:: Problem requirements ::
Below are the records; copy each line in them that holds the word "ylabel".

[Excerpts from a figure dataset]
- - - - - - -

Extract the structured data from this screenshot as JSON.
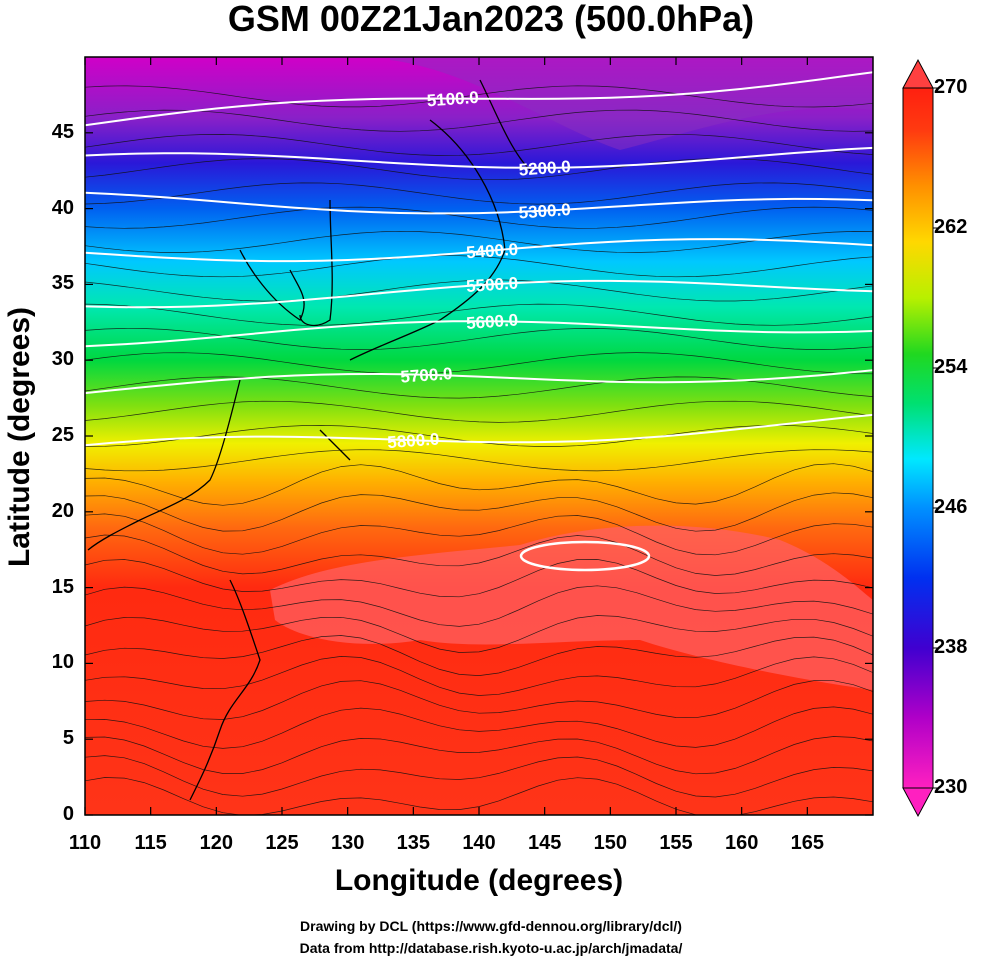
{
  "title": "GSM 00Z21Jan2023 (500.0hPa)",
  "xlabel": "Longitude (degrees)",
  "ylabel": "Latitude  (degrees)",
  "credit_line1": "Drawing by DCL (https://www.gfd-dennou.org/library/dcl/)",
  "credit_line2": "Data from http://database.rish.kyoto-u.ac.jp/arch/jmadata/",
  "map": {
    "lon_range": [
      110,
      170
    ],
    "lat_range": [
      0,
      50
    ],
    "lon_ticks": [
      "110",
      "115",
      "120",
      "125",
      "130",
      "135",
      "140",
      "145",
      "150",
      "155",
      "160",
      "165"
    ],
    "lat_ticks": [
      "0",
      "5",
      "10",
      "15",
      "20",
      "25",
      "30",
      "35",
      "40",
      "45"
    ],
    "shading_variable": "temperature",
    "colorbar": {
      "min": 230,
      "max": 270,
      "labels": [
        "270",
        "262",
        "254",
        "246",
        "238",
        "230"
      ],
      "colors": [
        "#ff1493",
        "#b000c8",
        "#4a00d0",
        "#0018e8",
        "#0070ff",
        "#00c8ff",
        "#00f0c0",
        "#00e040",
        "#40e010",
        "#b8f000",
        "#ffe000",
        "#ffa000",
        "#ff6010",
        "#ff2000",
        "#ff3a3a"
      ]
    },
    "contours": [
      {
        "label": "5100.0",
        "lat_at_west": 45.5,
        "lat_at_east": 49.0
      },
      {
        "label": "5200.0",
        "lat_at_west": 43.0,
        "lat_at_east": 43.5
      },
      {
        "label": "5300.0",
        "lat_at_west": 40.5,
        "lat_at_east": 40.0
      },
      {
        "label": "5400.0",
        "lat_at_west": 37.0,
        "lat_at_east": 37.5
      },
      {
        "label": "5500.0",
        "lat_at_west": 34.0,
        "lat_at_east": 35.0
      },
      {
        "label": "5600.0",
        "lat_at_west": 31.5,
        "lat_at_east": 32.5
      },
      {
        "label": "5700.0",
        "lat_at_west": 28.0,
        "lat_at_east": 29.5
      },
      {
        "label": "5800.0",
        "lat_at_west": 24.0,
        "lat_at_east": 26.0
      }
    ],
    "closed_contour_center": {
      "lon": 149,
      "lat": 19.5
    }
  }
}
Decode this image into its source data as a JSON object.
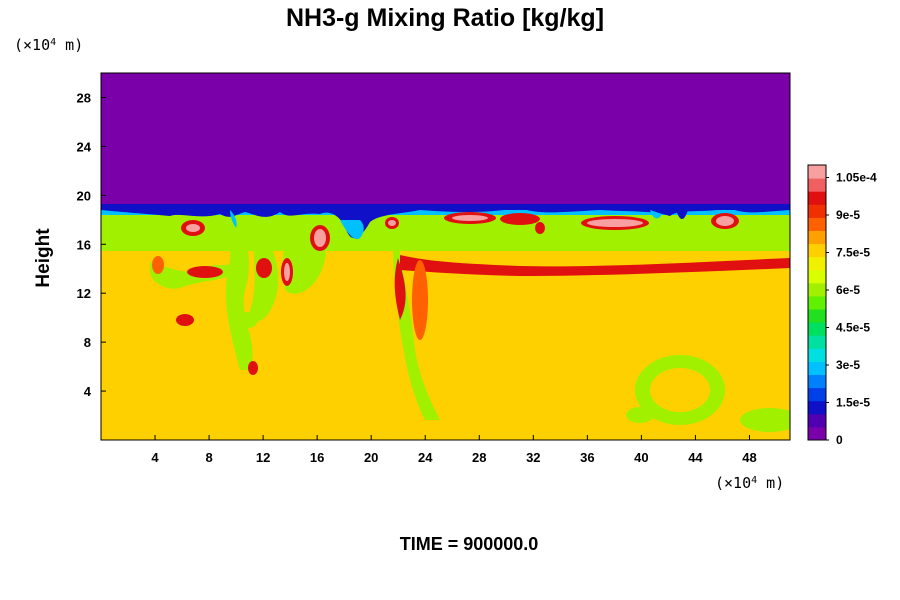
{
  "chart_data": {
    "type": "heatmap",
    "title": "NH3-g Mixing Ratio [kg/kg]",
    "ylabel": "Height",
    "x_unit": "(×10",
    "x_unit_exp": "4",
    "x_unit_tail": " m)",
    "y_unit": "(×10",
    "y_unit_exp": "4",
    "y_unit_tail": " m)",
    "xlim": [
      0,
      51
    ],
    "ylim": [
      0,
      30
    ],
    "x_ticks": [
      4,
      8,
      12,
      16,
      20,
      24,
      28,
      32,
      36,
      40,
      44,
      48
    ],
    "y_ticks": [
      4,
      8,
      12,
      16,
      20,
      24,
      28
    ],
    "colorbar": {
      "ticks": [
        {
          "label": "0",
          "value": 0
        },
        {
          "label": "1.5e-5",
          "value": 1.5e-05
        },
        {
          "label": "3e-5",
          "value": 3e-05
        },
        {
          "label": "4.5e-5",
          "value": 4.5e-05
        },
        {
          "label": "6e-5",
          "value": 6e-05
        },
        {
          "label": "7.5e-5",
          "value": 7.5e-05
        },
        {
          "label": "9e-5",
          "value": 9e-05
        },
        {
          "label": "1.05e-4",
          "value": 0.000105
        }
      ],
      "range": [
        0,
        0.00011
      ],
      "colors": [
        "#7a00aa",
        "#5000b0",
        "#1010c8",
        "#0040e8",
        "#0080ff",
        "#00c0ff",
        "#00e0e0",
        "#00e0a0",
        "#00e060",
        "#20e020",
        "#60f000",
        "#a0f000",
        "#d8ff00",
        "#f0f000",
        "#ffd000",
        "#ffa000",
        "#ff6000",
        "#f03000",
        "#e01010",
        "#f06060",
        "#f8a0a0"
      ]
    },
    "regions": {
      "upper_value": 0,
      "background_value": 7.5e-05,
      "band_value": 6e-05,
      "max_value": 0.00011
    }
  },
  "footer": {
    "time_label": "TIME = 900000.0"
  }
}
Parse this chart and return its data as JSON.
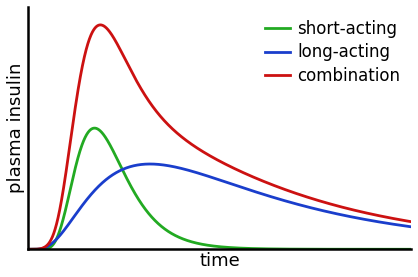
{
  "title": "",
  "xlabel": "time",
  "ylabel": "plasma insulin",
  "background_color": "#ffffff",
  "short_acting": {
    "label": "short-acting",
    "color": "#22aa22",
    "mu": 0.7,
    "sigma": 0.38,
    "scale": 0.54
  },
  "long_acting": {
    "label": "long-acting",
    "color": "#1a3ecc",
    "mu": 1.65,
    "sigma": 0.7,
    "scale": 0.38
  },
  "combination": {
    "label": "combination",
    "color": "#cc1111"
  },
  "legend_fontsize": 12,
  "axis_label_fontsize": 13,
  "linewidth": 2.0,
  "xlim": [
    0,
    10
  ],
  "ylim": [
    0,
    1.08
  ]
}
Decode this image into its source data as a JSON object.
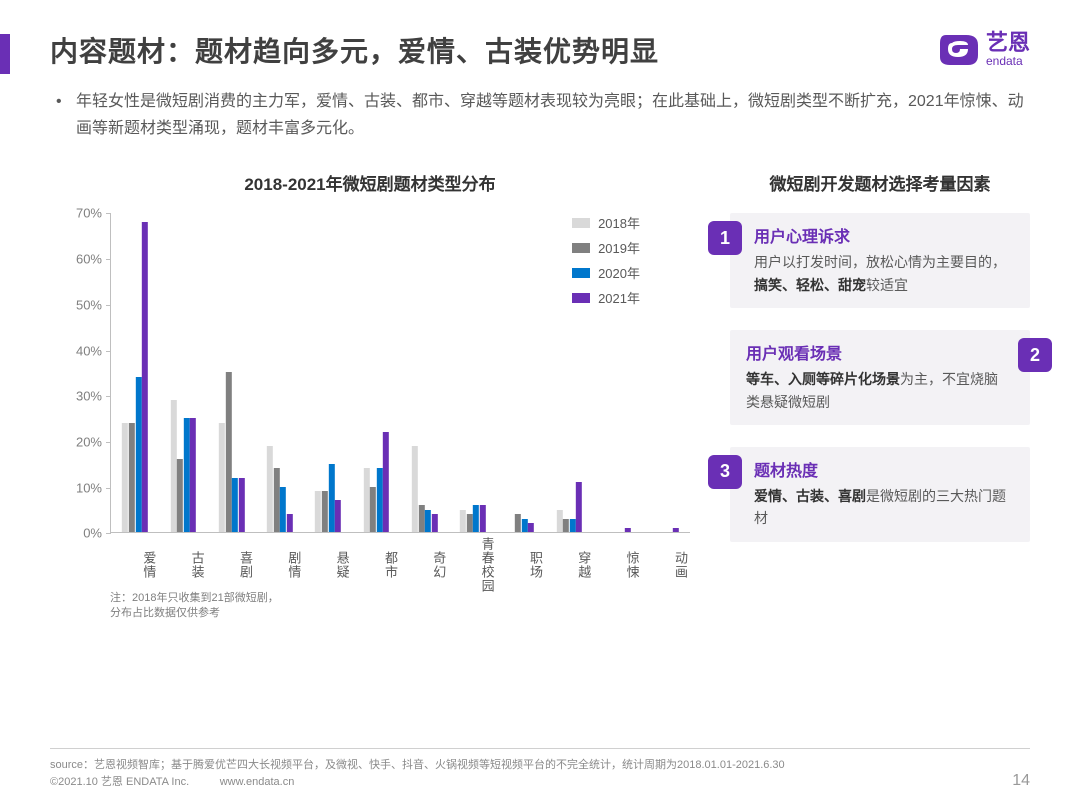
{
  "title": "内容题材：题材趋向多元，爱情、古装优势明显",
  "logo": {
    "cn": "艺恩",
    "en": "endata"
  },
  "bullet": "年轻女性是微短剧消费的主力军，爱情、古装、都市、穿越等题材表现较为亮眼；在此基础上，微短剧类型不断扩充，2021年惊悚、动画等新题材类型涌现，题材丰富多元化。",
  "chart": {
    "title": "2018-2021年微短剧题材类型分布",
    "type": "bar",
    "ymax": 70,
    "ytick_step": 10,
    "ysuffix": "%",
    "categories": [
      "爱情",
      "古装",
      "喜剧",
      "剧情",
      "悬疑",
      "都市",
      "奇幻",
      "青春校园",
      "职场",
      "穿越",
      "惊悚",
      "动画"
    ],
    "series": [
      {
        "name": "2018年",
        "color": "#d9d9d9",
        "values": [
          24,
          29,
          24,
          19,
          9,
          14,
          19,
          5,
          0,
          5,
          0,
          0
        ]
      },
      {
        "name": "2019年",
        "color": "#808080",
        "values": [
          24,
          16,
          35,
          14,
          9,
          10,
          6,
          4,
          4,
          3,
          0,
          0
        ]
      },
      {
        "name": "2020年",
        "color": "#0077cc",
        "values": [
          34,
          25,
          12,
          10,
          15,
          14,
          5,
          6,
          3,
          3,
          0,
          0
        ]
      },
      {
        "name": "2021年",
        "color": "#6a2fb5",
        "values": [
          68,
          25,
          12,
          4,
          7,
          22,
          4,
          6,
          2,
          11,
          1,
          1
        ]
      }
    ],
    "note_line1": "注：2018年只收集到21部微短剧，",
    "note_line2": "分布占比数据仅供参考",
    "axis_color": "#bfbfbf",
    "tick_font_color": "#7f7f7f"
  },
  "factors": {
    "title": "微短剧开发题材选择考量因素",
    "accent": "#6a2fb5",
    "bg": "#f3f2f5",
    "items": [
      {
        "num": "1",
        "side": "left",
        "title": "用户心理诉求",
        "body_pre": "用户以打发时间，放松心情为主要目的，",
        "body_bold": "搞笑、轻松、甜宠",
        "body_post": "较适宜"
      },
      {
        "num": "2",
        "side": "right",
        "title": "用户观看场景",
        "body_pre": "",
        "body_bold": "等车、入厕等碎片化场景",
        "body_post": "为主，不宜烧脑类悬疑微短剧"
      },
      {
        "num": "3",
        "side": "left",
        "title": "题材热度",
        "body_pre": "",
        "body_bold": "爱情、古装、喜剧",
        "body_post": "是微短剧的三大热门题材"
      }
    ]
  },
  "footer": {
    "source": "source：艺恩视频智库；基于腾爱优芒四大长视频平台，及微视、快手、抖音、火锅视频等短视频平台的不完全统计，统计周期为2018.01.01-2021.6.30",
    "copyright": "©2021.10 艺恩 ENDATA Inc.",
    "url": "www.endata.cn",
    "page": "14"
  }
}
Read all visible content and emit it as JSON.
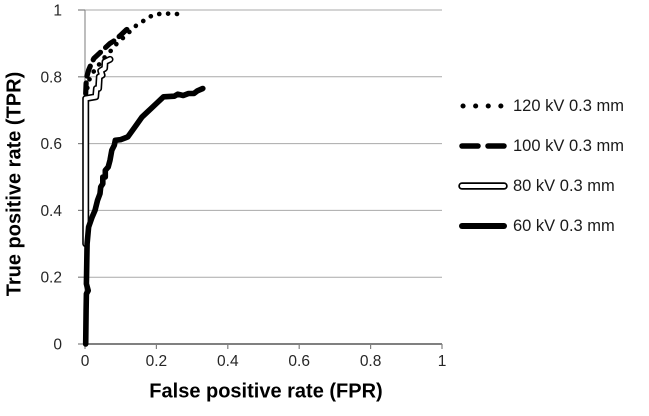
{
  "chart_data": {
    "type": "line",
    "title": "",
    "xlabel": "False positive rate (FPR)",
    "ylabel": "True positive rate (TPR)",
    "xlim": [
      0,
      1
    ],
    "ylim": [
      0,
      1
    ],
    "xticks": [
      0,
      0.2,
      0.4,
      0.6,
      0.8,
      1
    ],
    "yticks": [
      0,
      0.2,
      0.4,
      0.6,
      0.8,
      1
    ],
    "grid": "horizontal-only",
    "legend_position": "right-center",
    "colors": {
      "line": "#000000",
      "grid": "#a9a9a9",
      "axis": "#6e6e6e",
      "tick_text": "#262626"
    },
    "series": [
      {
        "name": "120 kV 0.3 mm",
        "style": "dotted",
        "points": [
          [
            0.004,
            0.74
          ],
          [
            0.005,
            0.755
          ],
          [
            0.007,
            0.77
          ],
          [
            0.01,
            0.785
          ],
          [
            0.015,
            0.8
          ],
          [
            0.022,
            0.812
          ],
          [
            0.03,
            0.825
          ],
          [
            0.042,
            0.84
          ],
          [
            0.055,
            0.858
          ],
          [
            0.07,
            0.875
          ],
          [
            0.085,
            0.895
          ],
          [
            0.1,
            0.91
          ],
          [
            0.115,
            0.925
          ],
          [
            0.13,
            0.94
          ],
          [
            0.145,
            0.955
          ],
          [
            0.16,
            0.965
          ],
          [
            0.175,
            0.975
          ],
          [
            0.19,
            0.985
          ],
          [
            0.22,
            0.99
          ],
          [
            0.245,
            0.988
          ],
          [
            0.27,
            0.988
          ]
        ]
      },
      {
        "name": "100 kV 0.3 mm",
        "style": "dashed",
        "points": [
          [
            0.002,
            0.75
          ],
          [
            0.003,
            0.78
          ],
          [
            0.005,
            0.8
          ],
          [
            0.01,
            0.82
          ],
          [
            0.016,
            0.835
          ],
          [
            0.025,
            0.855
          ],
          [
            0.04,
            0.87
          ],
          [
            0.055,
            0.885
          ],
          [
            0.07,
            0.9
          ],
          [
            0.085,
            0.91
          ],
          [
            0.1,
            0.925
          ],
          [
            0.115,
            0.94
          ],
          [
            0.13,
            0.95
          ]
        ]
      },
      {
        "name": "80 kV 0.3 mm",
        "style": "outlined",
        "points": [
          [
            0.002,
            0.3
          ],
          [
            0.002,
            0.735
          ],
          [
            0.03,
            0.74
          ],
          [
            0.032,
            0.765
          ],
          [
            0.038,
            0.765
          ],
          [
            0.04,
            0.8
          ],
          [
            0.048,
            0.805
          ],
          [
            0.044,
            0.818
          ],
          [
            0.055,
            0.825
          ],
          [
            0.056,
            0.845
          ],
          [
            0.07,
            0.852
          ]
        ]
      },
      {
        "name": "60 kV 0.3 mm",
        "style": "solid",
        "points": [
          [
            0.002,
            0
          ],
          [
            0.003,
            0.1
          ],
          [
            0.004,
            0.15
          ],
          [
            0.009,
            0.16
          ],
          [
            0.004,
            0.18
          ],
          [
            0.005,
            0.25
          ],
          [
            0.006,
            0.3
          ],
          [
            0.01,
            0.35
          ],
          [
            0.02,
            0.38
          ],
          [
            0.028,
            0.4
          ],
          [
            0.035,
            0.43
          ],
          [
            0.042,
            0.45
          ],
          [
            0.044,
            0.47
          ],
          [
            0.05,
            0.48
          ],
          [
            0.05,
            0.5
          ],
          [
            0.057,
            0.5
          ],
          [
            0.057,
            0.52
          ],
          [
            0.065,
            0.53
          ],
          [
            0.07,
            0.55
          ],
          [
            0.075,
            0.58
          ],
          [
            0.082,
            0.595
          ],
          [
            0.085,
            0.61
          ],
          [
            0.1,
            0.612
          ],
          [
            0.12,
            0.62
          ],
          [
            0.14,
            0.65
          ],
          [
            0.16,
            0.68
          ],
          [
            0.18,
            0.7
          ],
          [
            0.2,
            0.72
          ],
          [
            0.22,
            0.74
          ],
          [
            0.25,
            0.742
          ],
          [
            0.26,
            0.748
          ],
          [
            0.275,
            0.744
          ],
          [
            0.29,
            0.75
          ],
          [
            0.305,
            0.75
          ],
          [
            0.315,
            0.758
          ],
          [
            0.33,
            0.765
          ]
        ]
      }
    ]
  }
}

- - - - - - -

:: Solution ::
  "ylabel": "Latitude  (degrees)",
    "ylabel": "Height",
  "ylabel": "plasma insulin",
    "ylabel": "True positive rate (TPR)",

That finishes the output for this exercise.